EXERCISE REQUIREMENTS:
For the data below, report only the number of lines containing the string "positive".
• • • •
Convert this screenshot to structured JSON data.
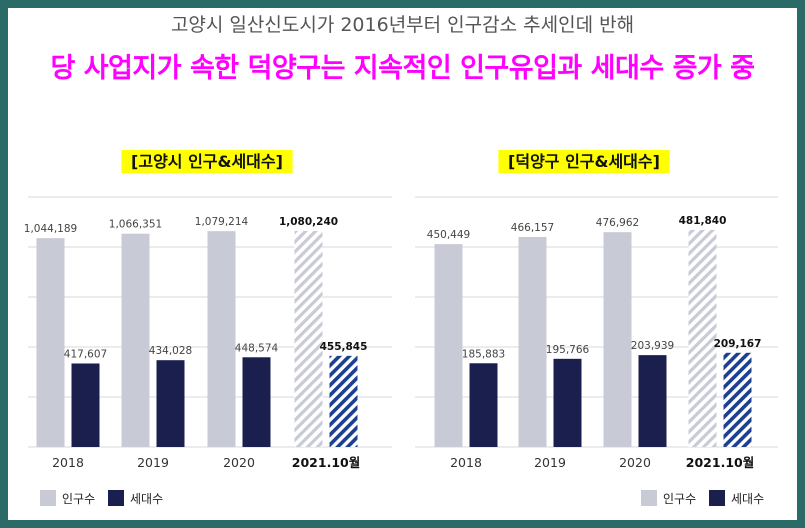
{
  "header": {
    "subtitle": "고양시 일산신도시가 2016년부터 인구감소 추세인데 반해",
    "headline": "당 사업지가 속한 덕양구는 지속적인 인구유입과 세대수 증가 중"
  },
  "colors": {
    "frame": "#2a6a67",
    "headline": "#ff00ff",
    "title_highlight": "#ffff00",
    "population": "#c8cad6",
    "households": "#1b1f4e",
    "population_hatch": "#c8cad6",
    "households_hatch": "#1c3f8f"
  },
  "legend": {
    "population": "인구수",
    "households": "세대수"
  },
  "chart_data": [
    {
      "type": "bar",
      "title": "[고양시 인구&세대수]",
      "categories": [
        "2018",
        "2019",
        "2020",
        "2021.10월"
      ],
      "series": [
        {
          "name": "인구수",
          "values": [
            1044189,
            1066351,
            1079214,
            1080240
          ],
          "labels": [
            "1,044,189",
            "1,066,351",
            "1,079,214",
            "1,080,240"
          ]
        },
        {
          "name": "세대수",
          "values": [
            417607,
            434028,
            448574,
            455845
          ],
          "labels": [
            "417,607",
            "434,028",
            "448,574",
            "455,845"
          ]
        }
      ],
      "highlighted_category": "2021.10월",
      "grid": true,
      "legend_position": "bottom-left"
    },
    {
      "type": "bar",
      "title": "[덕양구 인구&세대수]",
      "categories": [
        "2018",
        "2019",
        "2020",
        "2021.10월"
      ],
      "series": [
        {
          "name": "인구수",
          "values": [
            450449,
            466157,
            476962,
            481840
          ],
          "labels": [
            "450,449",
            "466,157",
            "476,962",
            "481,840"
          ]
        },
        {
          "name": "세대수",
          "values": [
            185883,
            195766,
            203939,
            209167
          ],
          "labels": [
            "185,883",
            "195,766",
            "203,939",
            "209,167"
          ]
        }
      ],
      "highlighted_category": "2021.10월",
      "grid": true,
      "legend_position": "bottom-right"
    }
  ]
}
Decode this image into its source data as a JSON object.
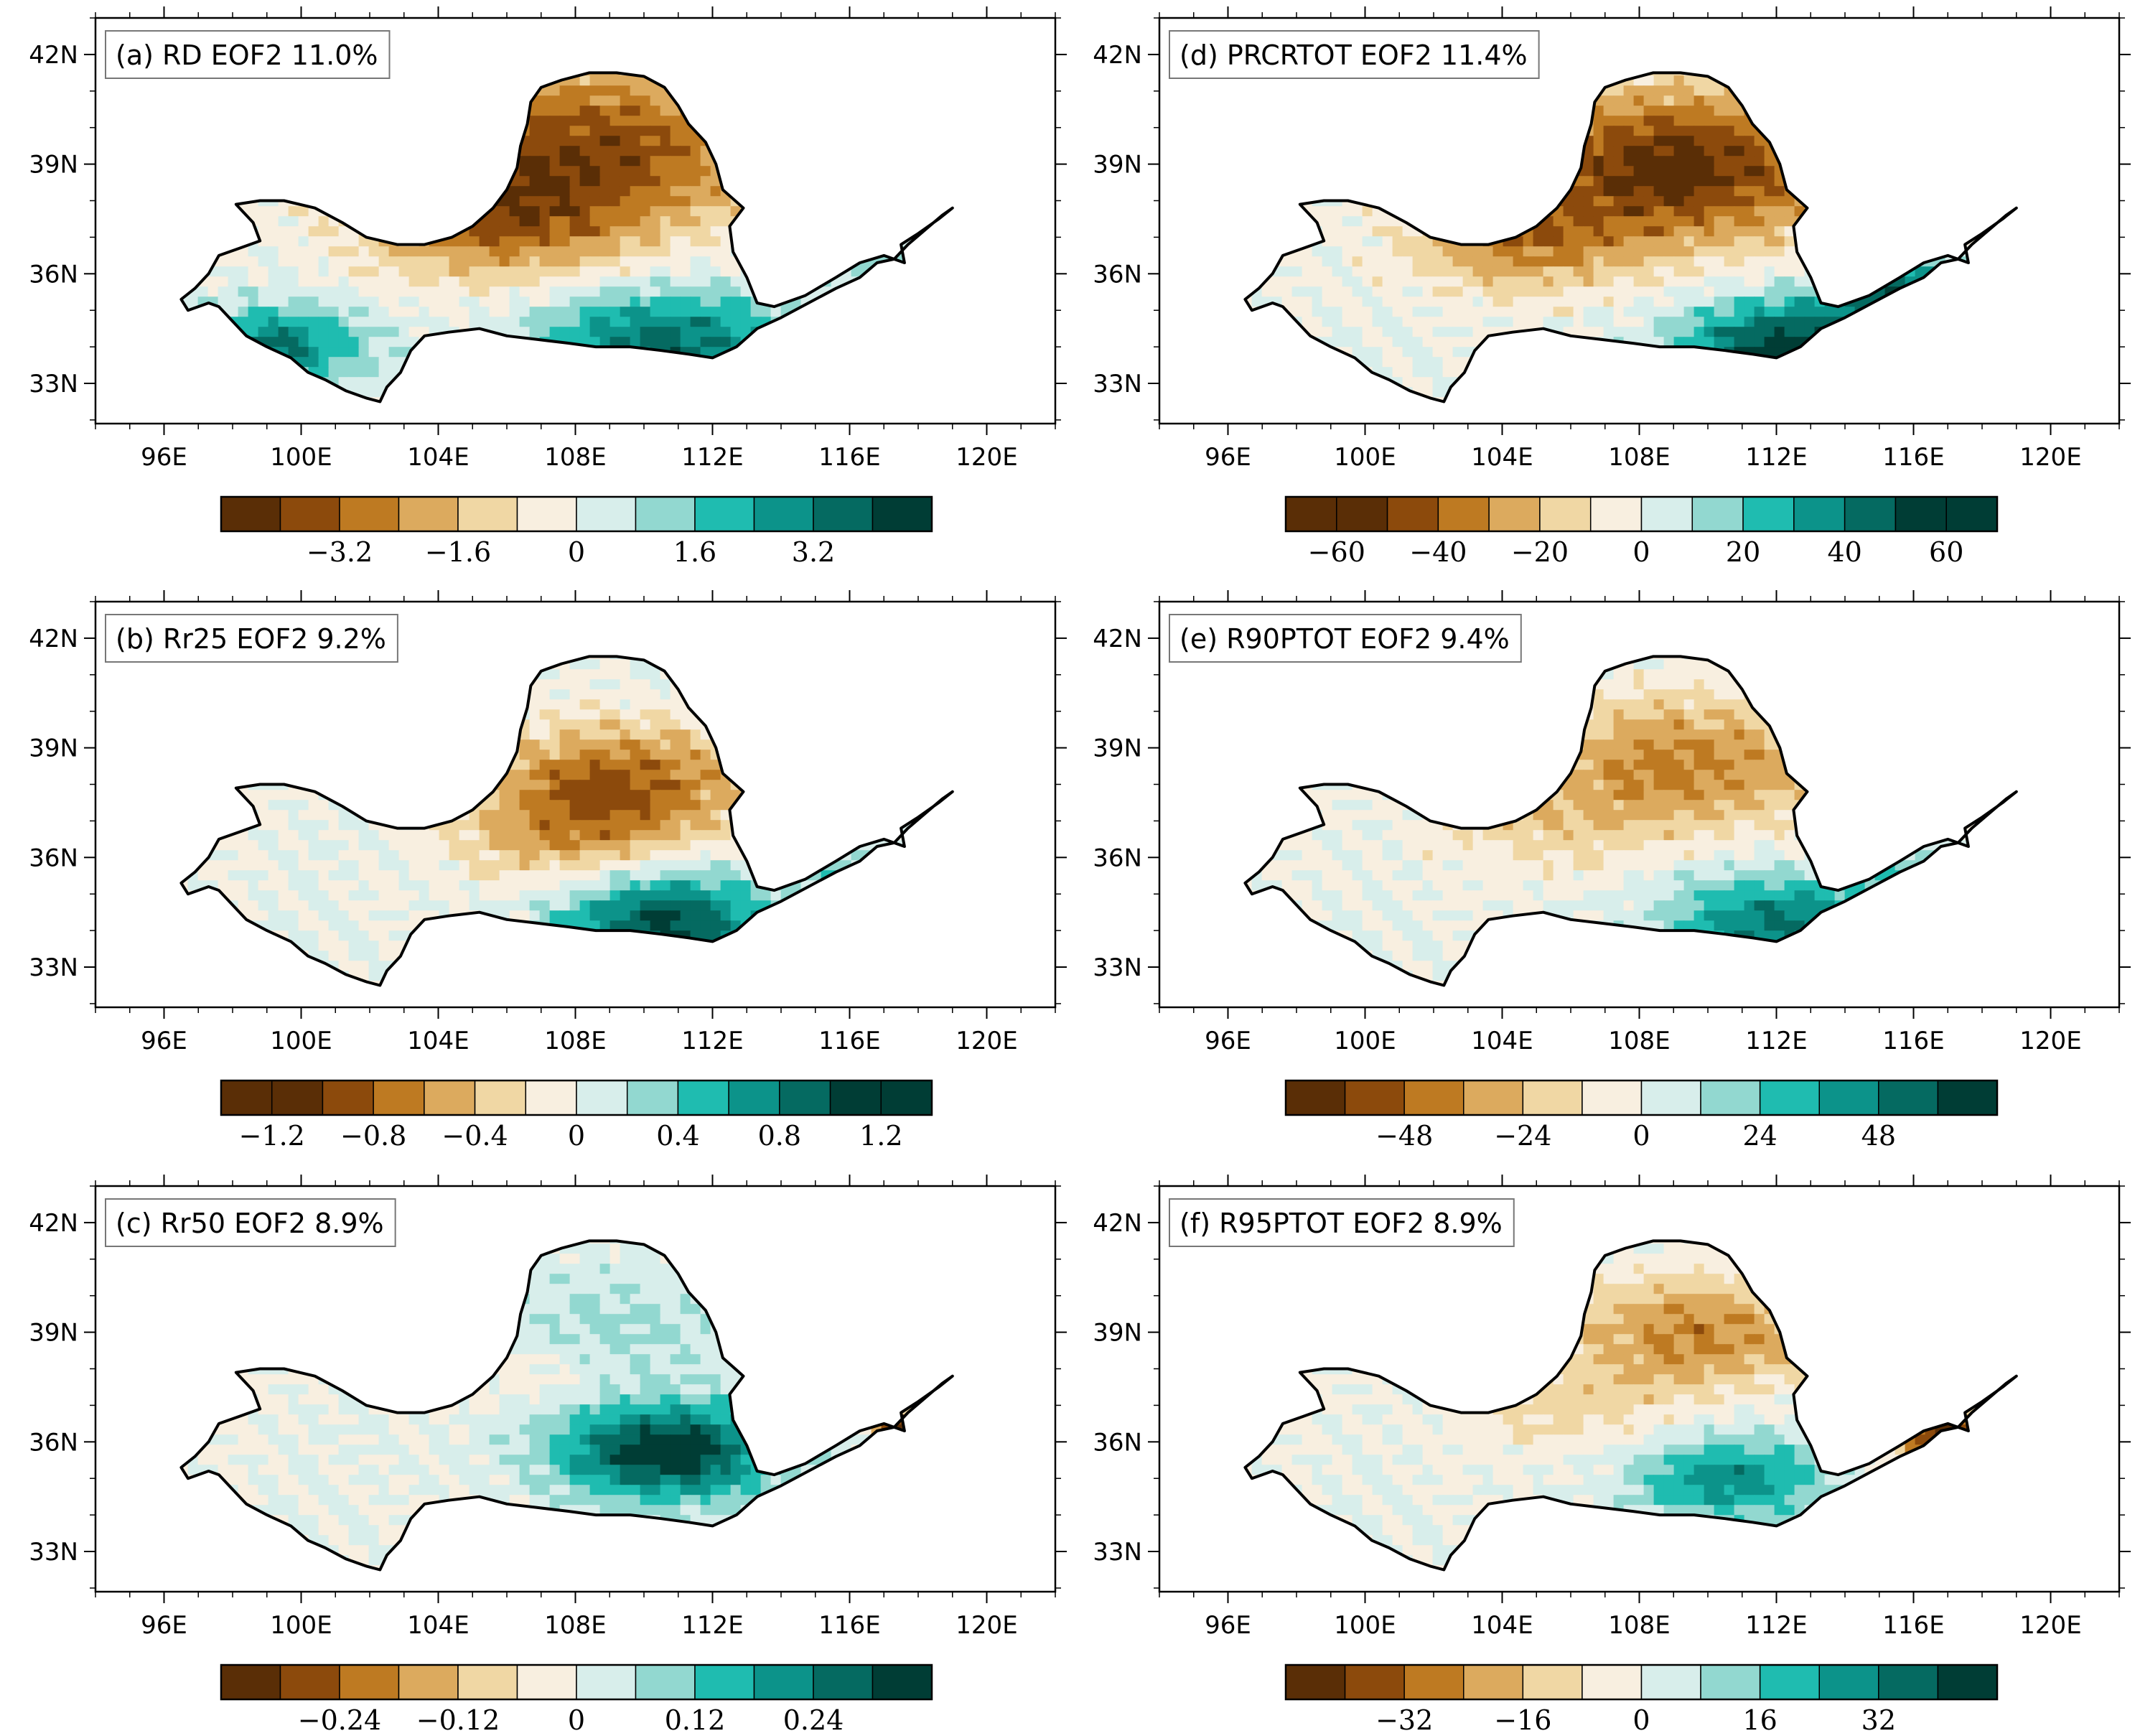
{
  "figure": {
    "palette_brown_teal": [
      "#5a2e06",
      "#8c4a0c",
      "#be7a22",
      "#dcaa5e",
      "#f0d7a4",
      "#f8efe0",
      "#d8eeeb",
      "#92d8d0",
      "#1fbcb0",
      "#0c938a",
      "#056a61",
      "#003d35"
    ],
    "map_outline_color": "#000000"
  },
  "chart_data": [
    {
      "type": "heatmap",
      "panel": "a",
      "title": "(a) RD EOF2 11.0%",
      "x_ticks": [
        "96E",
        "100E",
        "104E",
        "108E",
        "112E",
        "116E",
        "120E"
      ],
      "x_tick_values": [
        96,
        100,
        104,
        108,
        112,
        116,
        120
      ],
      "y_ticks": [
        "33N",
        "36N",
        "39N",
        "42N"
      ],
      "y_tick_values": [
        33,
        36,
        39,
        42
      ],
      "xlim": [
        94,
        122
      ],
      "ylim": [
        31.9,
        43
      ],
      "pattern": "negative (brown) over northern basin / Hetao, positive (teal) over southern basin and western headwaters",
      "colorbar": {
        "n_colors": 12,
        "tick_labels": [
          "−3.2",
          "−1.6",
          "0",
          "1.6",
          "3.2"
        ],
        "tick_values": [
          -3.2,
          -1.6,
          0,
          1.6,
          3.2
        ],
        "range": [
          -4.8,
          4.8
        ]
      }
    },
    {
      "type": "heatmap",
      "panel": "b",
      "title": "(b) Rr25 EOF2 9.2%",
      "x_ticks": [
        "96E",
        "100E",
        "104E",
        "108E",
        "112E",
        "116E",
        "120E"
      ],
      "x_tick_values": [
        96,
        100,
        104,
        108,
        112,
        116,
        120
      ],
      "y_ticks": [
        "33N",
        "36N",
        "39N",
        "42N"
      ],
      "y_tick_values": [
        33,
        36,
        39,
        42
      ],
      "xlim": [
        94,
        122
      ],
      "ylim": [
        31.9,
        43
      ],
      "pattern": "negative over northeast loop, positive over southeast basin",
      "colorbar": {
        "n_colors": 14,
        "tick_labels": [
          "−1.2",
          "−0.8",
          "−0.4",
          "0",
          "0.4",
          "0.8",
          "1.2"
        ],
        "tick_values": [
          -1.2,
          -0.8,
          -0.4,
          0,
          0.4,
          0.8,
          1.2
        ],
        "range": [
          -1.4,
          1.4
        ]
      }
    },
    {
      "type": "heatmap",
      "panel": "c",
      "title": "(c) Rr50 EOF2 8.9%",
      "x_ticks": [
        "96E",
        "100E",
        "104E",
        "108E",
        "112E",
        "116E",
        "120E"
      ],
      "x_tick_values": [
        96,
        100,
        104,
        108,
        112,
        116,
        120
      ],
      "y_ticks": [
        "33N",
        "36N",
        "39N",
        "42N"
      ],
      "y_tick_values": [
        33,
        36,
        39,
        42
      ],
      "xlim": [
        94,
        122
      ],
      "ylim": [
        31.9,
        43
      ],
      "pattern": "strong positive over southeast basin, strong negative at downstream end",
      "colorbar": {
        "n_colors": 12,
        "tick_labels": [
          "−0.24",
          "−0.12",
          "0",
          "0.12",
          "0.24"
        ],
        "tick_values": [
          -0.24,
          -0.12,
          0,
          0.12,
          0.24
        ],
        "range": [
          -0.36,
          0.36
        ]
      }
    },
    {
      "type": "heatmap",
      "panel": "d",
      "title": "(d) PRCRTOT EOF2 11.4%",
      "x_ticks": [
        "96E",
        "100E",
        "104E",
        "108E",
        "112E",
        "116E",
        "120E"
      ],
      "x_tick_values": [
        96,
        100,
        104,
        108,
        112,
        116,
        120
      ],
      "y_ticks": [
        "33N",
        "36N",
        "39N",
        "42N"
      ],
      "y_tick_values": [
        33,
        36,
        39,
        42
      ],
      "xlim": [
        94,
        122
      ],
      "ylim": [
        31.9,
        43
      ],
      "pattern": "negative over north, positive over southeast and lower reaches",
      "colorbar": {
        "n_colors": 14,
        "tick_labels": [
          "−60",
          "−40",
          "−20",
          "0",
          "20",
          "40",
          "60"
        ],
        "tick_values": [
          -60,
          -40,
          -20,
          0,
          20,
          40,
          60
        ],
        "range": [
          -70,
          70
        ]
      }
    },
    {
      "type": "heatmap",
      "panel": "e",
      "title": "(e) R90PTOT EOF2 9.4%",
      "x_ticks": [
        "96E",
        "100E",
        "104E",
        "108E",
        "112E",
        "116E",
        "120E"
      ],
      "x_tick_values": [
        96,
        100,
        104,
        108,
        112,
        116,
        120
      ],
      "y_ticks": [
        "33N",
        "36N",
        "39N",
        "42N"
      ],
      "y_tick_values": [
        33,
        36,
        39,
        42
      ],
      "xlim": [
        94,
        122
      ],
      "ylim": [
        31.9,
        43
      ],
      "pattern": "negative over north-central, positive over southeast",
      "colorbar": {
        "n_colors": 12,
        "tick_labels": [
          "−48",
          "−24",
          "0",
          "24",
          "48"
        ],
        "tick_values": [
          -48,
          -24,
          0,
          24,
          48
        ],
        "range": [
          -72,
          72
        ]
      }
    },
    {
      "type": "heatmap",
      "panel": "f",
      "title": "(f) R95PTOT EOF2 8.9%",
      "x_ticks": [
        "96E",
        "100E",
        "104E",
        "108E",
        "112E",
        "116E",
        "120E"
      ],
      "x_tick_values": [
        96,
        100,
        104,
        108,
        112,
        116,
        120
      ],
      "y_ticks": [
        "33N",
        "36N",
        "39N",
        "42N"
      ],
      "y_tick_values": [
        33,
        36,
        39,
        42
      ],
      "xlim": [
        94,
        122
      ],
      "ylim": [
        31.9,
        43
      ],
      "pattern": "negative over north and downstream end, positive over southeast",
      "colorbar": {
        "n_colors": 12,
        "tick_labels": [
          "−32",
          "−16",
          "0",
          "16",
          "32"
        ],
        "tick_values": [
          -32,
          -16,
          0,
          16,
          32
        ],
        "range": [
          -48,
          48
        ]
      }
    }
  ]
}
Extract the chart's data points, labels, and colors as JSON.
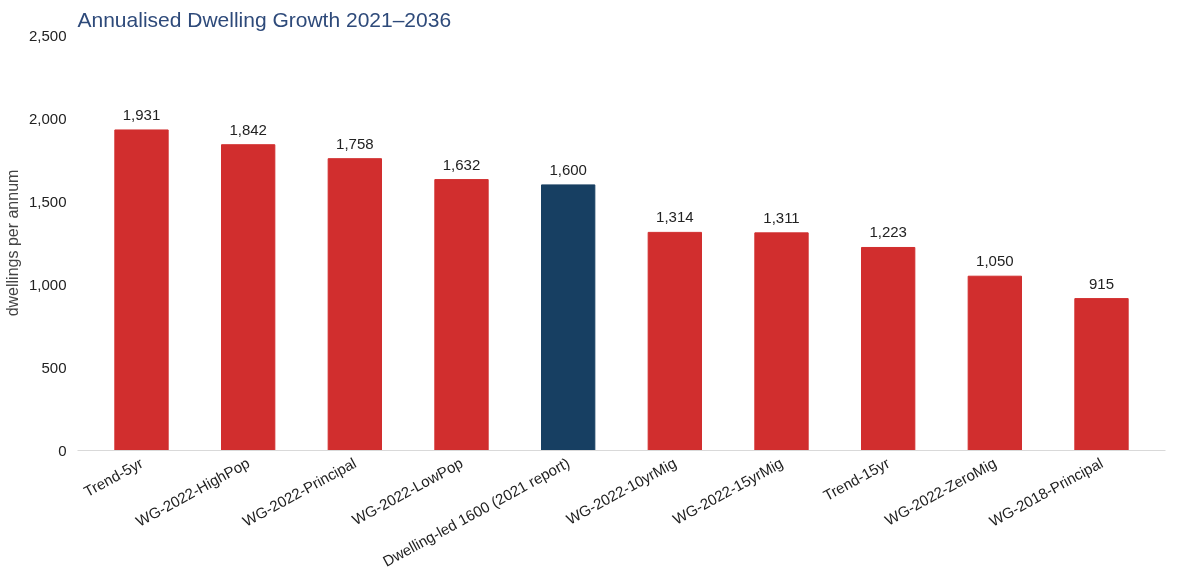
{
  "chart_data": {
    "type": "bar",
    "title": "Annualised Dwelling Growth 2021–2036",
    "ylabel": "dwellings per annum",
    "categories": [
      "Trend-5yr",
      "WG-2022-HighPop",
      "WG-2022-Principal",
      "WG-2022-LowPop",
      "Dwelling-led 1600 (2021 report)",
      "WG-2022-10yrMig",
      "WG-2022-15yrMig",
      "Trend-15yr",
      "WG-2022-ZeroMig",
      "WG-2018-Principal"
    ],
    "values": [
      1931,
      1842,
      1758,
      1632,
      1600,
      1314,
      1311,
      1223,
      1050,
      915
    ],
    "colors": [
      "#d12e2e",
      "#d12e2e",
      "#d12e2e",
      "#d12e2e",
      "#173f62",
      "#d12e2e",
      "#d12e2e",
      "#d12e2e",
      "#d12e2e",
      "#d12e2e"
    ],
    "value_labels": [
      "1,931",
      "1,842",
      "1,758",
      "1,632",
      "1,600",
      "1,314",
      "1,311",
      "1,223",
      "1,050",
      "915"
    ],
    "ylim": [
      0,
      2500
    ],
    "yticks": [
      0,
      500,
      {
        "value": 1000,
        "label": "1,000"
      },
      {
        "value": 1500,
        "label": "1,500"
      },
      {
        "value": 2000,
        "label": "2,000"
      },
      {
        "value": 2500,
        "label": "2,500"
      }
    ],
    "grid": false
  }
}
• • • •
COMPLETE OUTPUT:
6